WORK INSTRUCTIONS:
Pull every line holding the string "your" from the records below.

Structured figure records:
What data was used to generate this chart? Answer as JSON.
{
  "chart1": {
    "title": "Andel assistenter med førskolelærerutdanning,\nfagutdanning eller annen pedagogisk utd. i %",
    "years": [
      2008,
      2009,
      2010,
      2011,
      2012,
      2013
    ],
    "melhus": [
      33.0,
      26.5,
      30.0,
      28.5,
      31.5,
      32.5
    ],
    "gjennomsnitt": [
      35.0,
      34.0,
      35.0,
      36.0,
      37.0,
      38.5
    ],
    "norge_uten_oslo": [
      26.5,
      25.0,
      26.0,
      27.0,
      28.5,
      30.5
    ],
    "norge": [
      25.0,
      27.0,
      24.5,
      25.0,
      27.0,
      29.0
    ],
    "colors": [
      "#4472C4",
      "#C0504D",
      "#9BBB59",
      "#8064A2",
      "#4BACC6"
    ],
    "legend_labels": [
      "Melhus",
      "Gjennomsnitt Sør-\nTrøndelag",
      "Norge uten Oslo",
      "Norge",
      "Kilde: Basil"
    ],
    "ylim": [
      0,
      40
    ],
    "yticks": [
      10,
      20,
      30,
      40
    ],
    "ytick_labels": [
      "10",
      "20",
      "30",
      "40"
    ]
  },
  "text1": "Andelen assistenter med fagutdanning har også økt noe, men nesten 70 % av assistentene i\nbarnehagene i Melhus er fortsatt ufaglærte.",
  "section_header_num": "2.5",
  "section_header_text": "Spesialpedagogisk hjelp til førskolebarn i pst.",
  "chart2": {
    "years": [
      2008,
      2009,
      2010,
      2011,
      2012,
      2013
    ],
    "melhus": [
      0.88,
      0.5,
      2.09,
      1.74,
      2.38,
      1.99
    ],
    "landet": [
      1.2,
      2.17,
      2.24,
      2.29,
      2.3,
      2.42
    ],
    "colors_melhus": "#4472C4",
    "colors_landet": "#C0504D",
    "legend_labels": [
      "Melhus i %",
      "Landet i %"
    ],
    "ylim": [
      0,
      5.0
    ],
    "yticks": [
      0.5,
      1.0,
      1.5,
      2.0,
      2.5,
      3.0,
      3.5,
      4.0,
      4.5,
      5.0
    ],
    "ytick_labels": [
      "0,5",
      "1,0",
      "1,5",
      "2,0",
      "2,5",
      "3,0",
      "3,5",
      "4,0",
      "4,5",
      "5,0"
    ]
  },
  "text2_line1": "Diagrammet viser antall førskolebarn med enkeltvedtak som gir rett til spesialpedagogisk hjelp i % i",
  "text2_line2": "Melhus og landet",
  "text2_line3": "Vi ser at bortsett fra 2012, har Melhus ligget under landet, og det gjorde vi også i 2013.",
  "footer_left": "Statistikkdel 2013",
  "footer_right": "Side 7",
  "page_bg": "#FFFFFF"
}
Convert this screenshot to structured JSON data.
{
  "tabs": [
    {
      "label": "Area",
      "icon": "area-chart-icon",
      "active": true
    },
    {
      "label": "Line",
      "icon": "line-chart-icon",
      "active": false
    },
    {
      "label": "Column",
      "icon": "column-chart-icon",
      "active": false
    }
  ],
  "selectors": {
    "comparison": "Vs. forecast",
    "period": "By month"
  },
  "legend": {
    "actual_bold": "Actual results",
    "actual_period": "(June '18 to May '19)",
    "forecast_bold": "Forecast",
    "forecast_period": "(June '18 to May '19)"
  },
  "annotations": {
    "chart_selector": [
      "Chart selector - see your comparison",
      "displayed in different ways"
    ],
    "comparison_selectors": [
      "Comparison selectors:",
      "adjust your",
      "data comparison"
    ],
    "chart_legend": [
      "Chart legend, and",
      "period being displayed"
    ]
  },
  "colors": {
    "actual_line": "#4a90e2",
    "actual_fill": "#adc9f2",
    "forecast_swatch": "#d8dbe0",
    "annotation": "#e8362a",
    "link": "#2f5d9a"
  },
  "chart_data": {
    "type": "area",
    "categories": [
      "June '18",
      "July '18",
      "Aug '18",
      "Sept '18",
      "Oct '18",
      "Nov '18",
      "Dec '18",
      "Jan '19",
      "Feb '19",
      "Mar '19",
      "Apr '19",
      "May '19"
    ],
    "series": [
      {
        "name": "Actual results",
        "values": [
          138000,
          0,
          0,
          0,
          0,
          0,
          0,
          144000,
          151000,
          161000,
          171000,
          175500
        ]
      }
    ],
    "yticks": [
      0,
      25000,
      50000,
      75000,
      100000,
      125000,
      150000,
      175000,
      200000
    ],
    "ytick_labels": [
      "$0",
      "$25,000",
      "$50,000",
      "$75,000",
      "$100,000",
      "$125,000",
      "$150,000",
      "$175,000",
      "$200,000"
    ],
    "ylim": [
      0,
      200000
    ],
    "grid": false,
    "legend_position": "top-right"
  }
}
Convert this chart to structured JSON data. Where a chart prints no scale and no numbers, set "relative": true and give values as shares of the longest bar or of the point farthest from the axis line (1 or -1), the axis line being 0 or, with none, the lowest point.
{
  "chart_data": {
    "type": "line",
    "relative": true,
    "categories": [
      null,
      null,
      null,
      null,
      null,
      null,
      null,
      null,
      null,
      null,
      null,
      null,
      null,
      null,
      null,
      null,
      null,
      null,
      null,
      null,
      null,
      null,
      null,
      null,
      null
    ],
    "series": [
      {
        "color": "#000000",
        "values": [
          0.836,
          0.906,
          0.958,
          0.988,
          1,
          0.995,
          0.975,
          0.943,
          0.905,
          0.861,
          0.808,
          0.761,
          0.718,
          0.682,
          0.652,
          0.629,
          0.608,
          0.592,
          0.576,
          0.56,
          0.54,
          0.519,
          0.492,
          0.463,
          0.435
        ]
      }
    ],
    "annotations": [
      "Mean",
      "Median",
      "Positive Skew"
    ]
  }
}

RESULT OF THIS TASK:
      "Chart selector - see your comparison",
      "adjust your",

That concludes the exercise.